[Start]

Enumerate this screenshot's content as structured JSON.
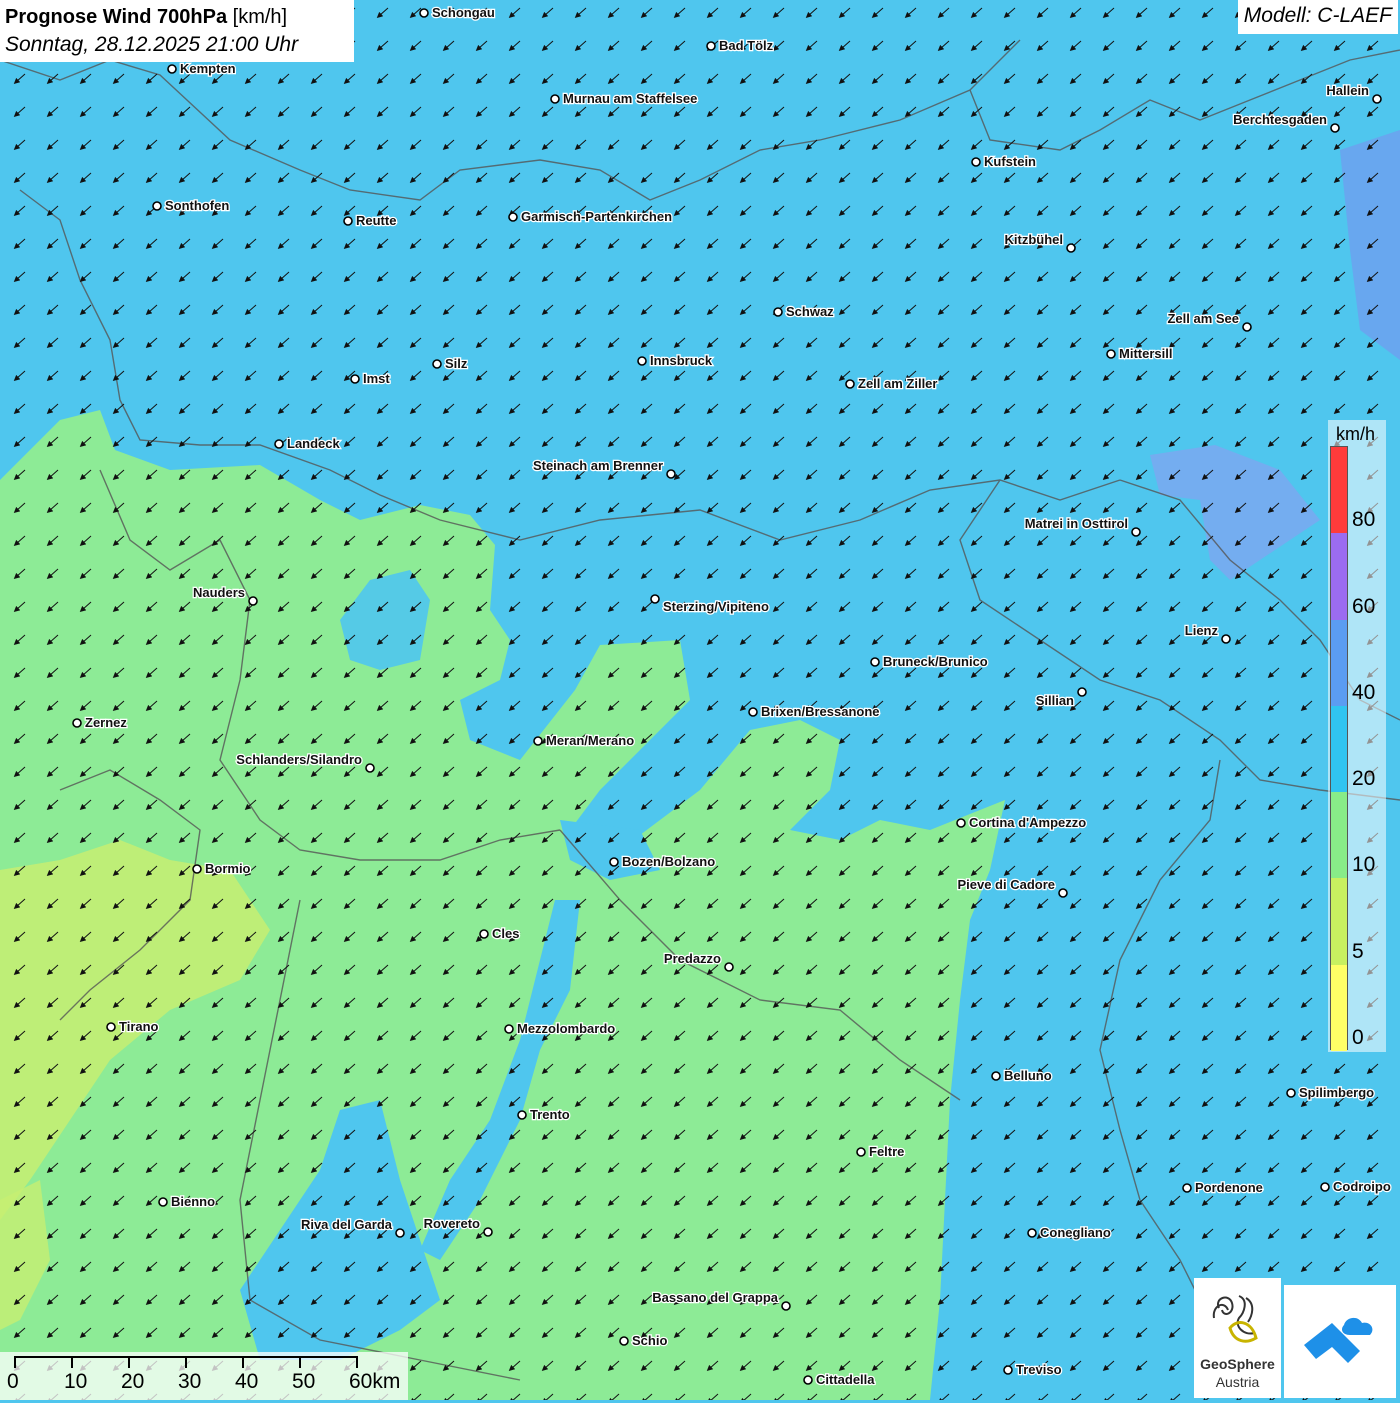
{
  "header": {
    "title_bold": "Prognose Wind 700hPa",
    "title_unit": "[km/h]",
    "subtitle": "Sonntag, 28.12.2025 21:00 Uhr"
  },
  "model": {
    "label": "Modell: C-LAEF"
  },
  "legend": {
    "unit": "km/h",
    "bins": [
      {
        "from": 0,
        "to": 5,
        "color": "#ffff66"
      },
      {
        "from": 5,
        "to": 10,
        "color": "#c8f060"
      },
      {
        "from": 10,
        "to": 20,
        "color": "#88ec88"
      },
      {
        "from": 20,
        "to": 40,
        "color": "#30c4f0"
      },
      {
        "from": 40,
        "to": 60,
        "color": "#5b9cf2"
      },
      {
        "from": 60,
        "to": 80,
        "color": "#9b6cf0"
      },
      {
        "from": 80,
        "to": 100,
        "color": "#ff3b3b"
      }
    ],
    "labels": [
      "0",
      "5",
      "10",
      "20",
      "40",
      "60",
      "80"
    ]
  },
  "scale_bar": {
    "labels": [
      "0",
      "10",
      "20",
      "30",
      "40",
      "50",
      "60km"
    ]
  },
  "logos": {
    "geosphere_line1": "GeoSphere",
    "geosphere_line2": "Austria"
  },
  "cities": [
    {
      "name": "Schongau"
    },
    {
      "name": "Bad Tölz"
    },
    {
      "name": "Kempten"
    },
    {
      "name": "Murnau am Staffelsee"
    },
    {
      "name": "Hallein"
    },
    {
      "name": "Berchtesgaden"
    },
    {
      "name": "Kufstein"
    },
    {
      "name": "Sonthofen"
    },
    {
      "name": "Reutte"
    },
    {
      "name": "Garmisch-Partenkirchen"
    },
    {
      "name": "Kitzbühel"
    },
    {
      "name": "Schwaz"
    },
    {
      "name": "Zell am See"
    },
    {
      "name": "Mittersill"
    },
    {
      "name": "Innsbruck"
    },
    {
      "name": "Silz"
    },
    {
      "name": "Imst"
    },
    {
      "name": "Zell am Ziller"
    },
    {
      "name": "Landeck"
    },
    {
      "name": "Steinach am Brenner"
    },
    {
      "name": "Matrei in Osttirol"
    },
    {
      "name": "Nauders"
    },
    {
      "name": "Sterzing/Vipiteno"
    },
    {
      "name": "Lienz"
    },
    {
      "name": "Bruneck/Brunico"
    },
    {
      "name": "Sillian"
    },
    {
      "name": "Brixen/Bressanone"
    },
    {
      "name": "Zernez"
    },
    {
      "name": "Meran/Merano"
    },
    {
      "name": "Schlanders/Silandro"
    },
    {
      "name": "Cortina d'Ampezzo"
    },
    {
      "name": "Bozen/Bolzano"
    },
    {
      "name": "Bormio"
    },
    {
      "name": "Pieve di Cadore"
    },
    {
      "name": "Cles"
    },
    {
      "name": "Predazzo"
    },
    {
      "name": "Tirano"
    },
    {
      "name": "Mezzolombardo"
    },
    {
      "name": "Belluno"
    },
    {
      "name": "Spilimbergo"
    },
    {
      "name": "Trento"
    },
    {
      "name": "Feltre"
    },
    {
      "name": "Pordenone"
    },
    {
      "name": "Codroipo"
    },
    {
      "name": "Bienno"
    },
    {
      "name": "Riva del Garda"
    },
    {
      "name": "Rovereto"
    },
    {
      "name": "Conegliano"
    },
    {
      "name": "Bassano del Grappa"
    },
    {
      "name": "Schio"
    },
    {
      "name": "Treviso"
    },
    {
      "name": "Cittadella"
    }
  ]
}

[End]

What you need to do: Write out the entries above word for word. Do not include the pictures.

Answer below:
Enumerate this screenshot's content as structured JSON.
{
  "header": {
    "title_bold": "Prognose Wind 700hPa",
    "title_unit": "[km/h]",
    "subtitle": "Sonntag, 28.12.2025 21:00 Uhr"
  },
  "model": {
    "label": "Modell: C-LAEF"
  },
  "legend": {
    "unit": "km/h",
    "bins": [
      {
        "from": 0,
        "to": 5,
        "color": "#ffff66"
      },
      {
        "from": 5,
        "to": 10,
        "color": "#c8f060"
      },
      {
        "from": 10,
        "to": 20,
        "color": "#88ec88"
      },
      {
        "from": 20,
        "to": 40,
        "color": "#30c4f0"
      },
      {
        "from": 40,
        "to": 60,
        "color": "#5b9cf2"
      },
      {
        "from": 60,
        "to": 80,
        "color": "#9b6cf0"
      },
      {
        "from": 80,
        "to": 100,
        "color": "#ff3b3b"
      }
    ],
    "labels": [
      "0",
      "5",
      "10",
      "20",
      "40",
      "60",
      "80"
    ]
  },
  "scale_bar": {
    "labels": [
      "0",
      "10",
      "20",
      "30",
      "40",
      "50",
      "60km"
    ]
  },
  "logos": {
    "geosphere_line1": "GeoSphere",
    "geosphere_line2": "Austria"
  },
  "cities": [
    {
      "name": "Schongau"
    },
    {
      "name": "Bad Tölz"
    },
    {
      "name": "Kempten"
    },
    {
      "name": "Murnau am Staffelsee"
    },
    {
      "name": "Hallein"
    },
    {
      "name": "Berchtesgaden"
    },
    {
      "name": "Kufstein"
    },
    {
      "name": "Sonthofen"
    },
    {
      "name": "Reutte"
    },
    {
      "name": "Garmisch-Partenkirchen"
    },
    {
      "name": "Kitzbühel"
    },
    {
      "name": "Schwaz"
    },
    {
      "name": "Zell am See"
    },
    {
      "name": "Mittersill"
    },
    {
      "name": "Innsbruck"
    },
    {
      "name": "Silz"
    },
    {
      "name": "Imst"
    },
    {
      "name": "Zell am Ziller"
    },
    {
      "name": "Landeck"
    },
    {
      "name": "Steinach am Brenner"
    },
    {
      "name": "Matrei in Osttirol"
    },
    {
      "name": "Nauders"
    },
    {
      "name": "Sterzing/Vipiteno"
    },
    {
      "name": "Lienz"
    },
    {
      "name": "Bruneck/Brunico"
    },
    {
      "name": "Sillian"
    },
    {
      "name": "Brixen/Bressanone"
    },
    {
      "name": "Zernez"
    },
    {
      "name": "Meran/Merano"
    },
    {
      "name": "Schlanders/Silandro"
    },
    {
      "name": "Cortina d'Ampezzo"
    },
    {
      "name": "Bozen/Bolzano"
    },
    {
      "name": "Bormio"
    },
    {
      "name": "Pieve di Cadore"
    },
    {
      "name": "Cles"
    },
    {
      "name": "Predazzo"
    },
    {
      "name": "Tirano"
    },
    {
      "name": "Mezzolombardo"
    },
    {
      "name": "Belluno"
    },
    {
      "name": "Spilimbergo"
    },
    {
      "name": "Trento"
    },
    {
      "name": "Feltre"
    },
    {
      "name": "Pordenone"
    },
    {
      "name": "Codroipo"
    },
    {
      "name": "Bienno"
    },
    {
      "name": "Riva del Garda"
    },
    {
      "name": "Rovereto"
    },
    {
      "name": "Conegliano"
    },
    {
      "name": "Bassano del Grappa"
    },
    {
      "name": "Schio"
    },
    {
      "name": "Treviso"
    },
    {
      "name": "Cittadella"
    }
  ]
}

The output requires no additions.